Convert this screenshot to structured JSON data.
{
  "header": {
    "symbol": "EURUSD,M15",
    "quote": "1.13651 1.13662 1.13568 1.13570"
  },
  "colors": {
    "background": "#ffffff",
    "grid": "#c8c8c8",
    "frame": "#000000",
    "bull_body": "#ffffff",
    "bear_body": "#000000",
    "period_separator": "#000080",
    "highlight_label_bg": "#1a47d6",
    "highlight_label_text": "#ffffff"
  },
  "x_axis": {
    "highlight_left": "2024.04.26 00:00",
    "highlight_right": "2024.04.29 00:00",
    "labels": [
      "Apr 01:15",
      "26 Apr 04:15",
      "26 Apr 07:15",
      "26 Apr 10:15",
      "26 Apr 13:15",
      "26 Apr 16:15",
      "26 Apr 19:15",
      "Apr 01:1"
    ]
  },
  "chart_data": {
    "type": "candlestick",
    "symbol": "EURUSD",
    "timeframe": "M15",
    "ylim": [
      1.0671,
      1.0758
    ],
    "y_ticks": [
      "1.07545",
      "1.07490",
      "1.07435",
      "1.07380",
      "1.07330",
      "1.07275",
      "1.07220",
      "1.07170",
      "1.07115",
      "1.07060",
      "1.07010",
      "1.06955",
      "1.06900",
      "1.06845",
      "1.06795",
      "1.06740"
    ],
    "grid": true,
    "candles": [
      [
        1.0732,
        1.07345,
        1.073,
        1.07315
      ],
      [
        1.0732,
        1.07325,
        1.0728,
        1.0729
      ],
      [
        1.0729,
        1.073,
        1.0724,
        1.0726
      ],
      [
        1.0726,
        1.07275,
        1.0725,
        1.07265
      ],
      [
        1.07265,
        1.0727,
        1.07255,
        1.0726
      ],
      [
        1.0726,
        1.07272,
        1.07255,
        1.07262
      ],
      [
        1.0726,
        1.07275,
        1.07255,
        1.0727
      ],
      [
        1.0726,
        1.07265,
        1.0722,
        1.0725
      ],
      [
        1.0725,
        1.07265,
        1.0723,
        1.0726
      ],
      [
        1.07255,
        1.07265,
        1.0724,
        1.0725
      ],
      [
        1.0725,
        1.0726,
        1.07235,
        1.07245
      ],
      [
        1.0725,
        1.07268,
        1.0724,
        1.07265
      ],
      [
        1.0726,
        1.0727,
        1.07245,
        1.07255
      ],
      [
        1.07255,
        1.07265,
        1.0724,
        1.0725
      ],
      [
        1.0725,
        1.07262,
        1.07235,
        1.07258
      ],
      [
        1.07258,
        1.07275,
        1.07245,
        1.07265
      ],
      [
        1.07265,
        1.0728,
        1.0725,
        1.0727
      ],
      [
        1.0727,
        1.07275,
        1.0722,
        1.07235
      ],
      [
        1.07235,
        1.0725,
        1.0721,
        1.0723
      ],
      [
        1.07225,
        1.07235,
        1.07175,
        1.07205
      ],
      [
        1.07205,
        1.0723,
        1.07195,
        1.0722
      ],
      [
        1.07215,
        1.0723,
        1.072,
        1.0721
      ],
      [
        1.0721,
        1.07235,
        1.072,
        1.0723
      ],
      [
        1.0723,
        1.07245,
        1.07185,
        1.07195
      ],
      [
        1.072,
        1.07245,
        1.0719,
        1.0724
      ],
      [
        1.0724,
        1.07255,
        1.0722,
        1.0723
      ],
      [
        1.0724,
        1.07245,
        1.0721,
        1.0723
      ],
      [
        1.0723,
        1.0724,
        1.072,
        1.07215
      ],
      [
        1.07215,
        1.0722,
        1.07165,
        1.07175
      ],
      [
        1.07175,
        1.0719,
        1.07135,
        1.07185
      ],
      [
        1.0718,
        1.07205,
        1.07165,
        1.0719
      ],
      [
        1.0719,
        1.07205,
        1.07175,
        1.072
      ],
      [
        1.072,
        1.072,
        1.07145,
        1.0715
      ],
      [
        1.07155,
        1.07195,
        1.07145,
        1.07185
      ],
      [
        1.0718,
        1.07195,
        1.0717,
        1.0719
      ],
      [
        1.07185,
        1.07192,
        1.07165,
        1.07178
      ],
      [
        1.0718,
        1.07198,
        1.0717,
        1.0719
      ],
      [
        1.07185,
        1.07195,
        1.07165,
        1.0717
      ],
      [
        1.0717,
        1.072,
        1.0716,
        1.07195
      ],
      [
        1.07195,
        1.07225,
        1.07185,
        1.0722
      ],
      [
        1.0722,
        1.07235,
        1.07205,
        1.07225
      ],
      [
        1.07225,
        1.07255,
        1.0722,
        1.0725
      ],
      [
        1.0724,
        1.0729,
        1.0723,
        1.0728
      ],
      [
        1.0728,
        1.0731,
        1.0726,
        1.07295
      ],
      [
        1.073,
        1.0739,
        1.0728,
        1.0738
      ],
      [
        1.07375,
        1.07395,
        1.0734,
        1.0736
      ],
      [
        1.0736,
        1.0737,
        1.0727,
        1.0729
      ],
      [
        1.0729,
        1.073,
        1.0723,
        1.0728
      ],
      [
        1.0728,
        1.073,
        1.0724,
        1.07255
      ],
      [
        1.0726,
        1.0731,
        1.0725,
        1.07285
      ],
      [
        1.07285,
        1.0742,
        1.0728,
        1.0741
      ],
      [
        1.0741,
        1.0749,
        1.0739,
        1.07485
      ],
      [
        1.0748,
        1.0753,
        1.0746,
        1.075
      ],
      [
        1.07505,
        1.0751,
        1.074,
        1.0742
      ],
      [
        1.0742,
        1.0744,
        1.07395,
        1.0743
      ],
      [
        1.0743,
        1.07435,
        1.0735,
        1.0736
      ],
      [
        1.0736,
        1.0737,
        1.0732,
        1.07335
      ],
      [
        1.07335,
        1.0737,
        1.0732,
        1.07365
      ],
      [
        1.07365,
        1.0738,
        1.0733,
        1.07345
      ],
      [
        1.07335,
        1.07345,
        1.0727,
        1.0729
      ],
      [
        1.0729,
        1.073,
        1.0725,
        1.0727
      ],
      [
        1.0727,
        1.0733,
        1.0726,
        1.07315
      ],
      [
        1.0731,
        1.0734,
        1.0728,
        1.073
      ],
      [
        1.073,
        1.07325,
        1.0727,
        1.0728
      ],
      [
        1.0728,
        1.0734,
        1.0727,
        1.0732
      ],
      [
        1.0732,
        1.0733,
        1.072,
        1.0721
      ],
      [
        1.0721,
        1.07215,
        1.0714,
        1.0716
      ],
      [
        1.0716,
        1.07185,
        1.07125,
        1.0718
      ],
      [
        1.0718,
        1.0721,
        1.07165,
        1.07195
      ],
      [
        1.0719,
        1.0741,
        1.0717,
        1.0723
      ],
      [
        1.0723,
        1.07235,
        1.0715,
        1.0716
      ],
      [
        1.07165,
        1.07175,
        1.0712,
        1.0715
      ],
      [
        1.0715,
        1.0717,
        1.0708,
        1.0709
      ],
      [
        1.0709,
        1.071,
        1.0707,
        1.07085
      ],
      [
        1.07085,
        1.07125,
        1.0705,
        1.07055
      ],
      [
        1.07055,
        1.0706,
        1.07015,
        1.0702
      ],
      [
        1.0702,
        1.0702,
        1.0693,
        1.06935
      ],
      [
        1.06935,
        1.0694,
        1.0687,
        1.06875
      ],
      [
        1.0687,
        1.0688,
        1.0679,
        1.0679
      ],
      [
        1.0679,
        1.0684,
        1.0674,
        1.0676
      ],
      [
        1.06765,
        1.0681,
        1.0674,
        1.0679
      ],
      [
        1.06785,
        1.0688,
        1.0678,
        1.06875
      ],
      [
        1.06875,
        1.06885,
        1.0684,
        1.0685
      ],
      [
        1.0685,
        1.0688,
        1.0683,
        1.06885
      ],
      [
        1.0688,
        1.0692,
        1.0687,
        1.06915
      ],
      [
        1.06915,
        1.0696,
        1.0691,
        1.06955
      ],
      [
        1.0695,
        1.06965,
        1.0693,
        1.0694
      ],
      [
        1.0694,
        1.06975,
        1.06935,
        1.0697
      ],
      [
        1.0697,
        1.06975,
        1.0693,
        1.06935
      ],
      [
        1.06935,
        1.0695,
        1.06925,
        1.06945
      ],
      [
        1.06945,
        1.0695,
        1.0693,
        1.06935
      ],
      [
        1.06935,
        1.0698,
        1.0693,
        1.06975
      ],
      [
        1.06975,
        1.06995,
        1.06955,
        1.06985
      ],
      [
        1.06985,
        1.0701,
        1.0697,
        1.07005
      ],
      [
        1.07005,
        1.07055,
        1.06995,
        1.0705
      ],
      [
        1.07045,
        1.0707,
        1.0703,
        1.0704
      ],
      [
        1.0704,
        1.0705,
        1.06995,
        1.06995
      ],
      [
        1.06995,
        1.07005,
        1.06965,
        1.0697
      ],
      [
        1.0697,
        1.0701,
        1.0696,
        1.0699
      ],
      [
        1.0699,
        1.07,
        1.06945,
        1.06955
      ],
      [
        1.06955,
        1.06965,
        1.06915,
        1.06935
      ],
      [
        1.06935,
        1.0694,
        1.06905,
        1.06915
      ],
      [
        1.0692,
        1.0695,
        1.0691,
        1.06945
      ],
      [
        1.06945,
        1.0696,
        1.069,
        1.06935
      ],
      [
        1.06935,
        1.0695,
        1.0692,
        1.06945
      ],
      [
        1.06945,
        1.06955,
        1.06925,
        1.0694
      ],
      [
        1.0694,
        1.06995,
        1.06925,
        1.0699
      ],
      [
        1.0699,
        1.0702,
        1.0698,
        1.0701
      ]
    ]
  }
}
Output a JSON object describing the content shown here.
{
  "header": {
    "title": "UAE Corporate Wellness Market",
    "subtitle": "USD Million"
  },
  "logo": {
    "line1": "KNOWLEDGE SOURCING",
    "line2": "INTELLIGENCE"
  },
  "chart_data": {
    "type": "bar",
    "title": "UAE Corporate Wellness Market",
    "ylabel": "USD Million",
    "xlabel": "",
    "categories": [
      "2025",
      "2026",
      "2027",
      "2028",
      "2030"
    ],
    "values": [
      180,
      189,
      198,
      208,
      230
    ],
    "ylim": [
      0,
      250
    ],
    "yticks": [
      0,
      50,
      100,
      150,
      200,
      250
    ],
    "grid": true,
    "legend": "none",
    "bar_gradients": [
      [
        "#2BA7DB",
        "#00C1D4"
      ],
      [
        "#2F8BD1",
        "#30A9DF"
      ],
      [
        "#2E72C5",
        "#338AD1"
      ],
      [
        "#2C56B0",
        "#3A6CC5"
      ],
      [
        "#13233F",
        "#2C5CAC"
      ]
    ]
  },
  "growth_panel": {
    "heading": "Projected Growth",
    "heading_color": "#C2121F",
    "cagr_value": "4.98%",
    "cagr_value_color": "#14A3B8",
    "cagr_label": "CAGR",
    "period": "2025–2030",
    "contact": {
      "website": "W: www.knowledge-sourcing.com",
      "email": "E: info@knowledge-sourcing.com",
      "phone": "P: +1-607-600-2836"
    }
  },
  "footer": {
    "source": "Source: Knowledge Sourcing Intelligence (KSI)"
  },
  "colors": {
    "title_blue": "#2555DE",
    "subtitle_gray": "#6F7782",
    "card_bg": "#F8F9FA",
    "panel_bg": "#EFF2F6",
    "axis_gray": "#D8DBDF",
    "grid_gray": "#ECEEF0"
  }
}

----------

Task to carry out: Output the lines from the line containing "Output a JSON" to the end, both included; add nothing.

Exercise result:
Output a JSON object describing the content shown here.
{
  "header": {
    "title": "UAE Corporate Wellness Market",
    "subtitle": "USD Million"
  },
  "logo": {
    "line1": "KNOWLEDGE SOURCING",
    "line2": "INTELLIGENCE"
  },
  "chart_data": {
    "type": "bar",
    "title": "UAE Corporate Wellness Market",
    "ylabel": "USD Million",
    "xlabel": "",
    "categories": [
      "2025",
      "2026",
      "2027",
      "2028",
      "2030"
    ],
    "values": [
      180,
      189,
      198,
      208,
      230
    ],
    "ylim": [
      0,
      250
    ],
    "yticks": [
      0,
      50,
      100,
      150,
      200,
      250
    ],
    "grid": true,
    "legend": "none",
    "bar_gradients": [
      [
        "#2BA7DB",
        "#00C1D4"
      ],
      [
        "#2F8BD1",
        "#30A9DF"
      ],
      [
        "#2E72C5",
        "#338AD1"
      ],
      [
        "#2C56B0",
        "#3A6CC5"
      ],
      [
        "#13233F",
        "#2C5CAC"
      ]
    ]
  },
  "growth_panel": {
    "heading": "Projected Growth",
    "heading_color": "#C2121F",
    "cagr_value": "4.98%",
    "cagr_value_color": "#14A3B8",
    "cagr_label": "CAGR",
    "period": "2025–2030",
    "contact": {
      "website": "W: www.knowledge-sourcing.com",
      "email": "E: info@knowledge-sourcing.com",
      "phone": "P: +1-607-600-2836"
    }
  },
  "footer": {
    "source": "Source: Knowledge Sourcing Intelligence (KSI)"
  },
  "colors": {
    "title_blue": "#2555DE",
    "subtitle_gray": "#6F7782",
    "card_bg": "#F8F9FA",
    "panel_bg": "#EFF2F6",
    "axis_gray": "#D8DBDF",
    "grid_gray": "#ECEEF0"
  }
}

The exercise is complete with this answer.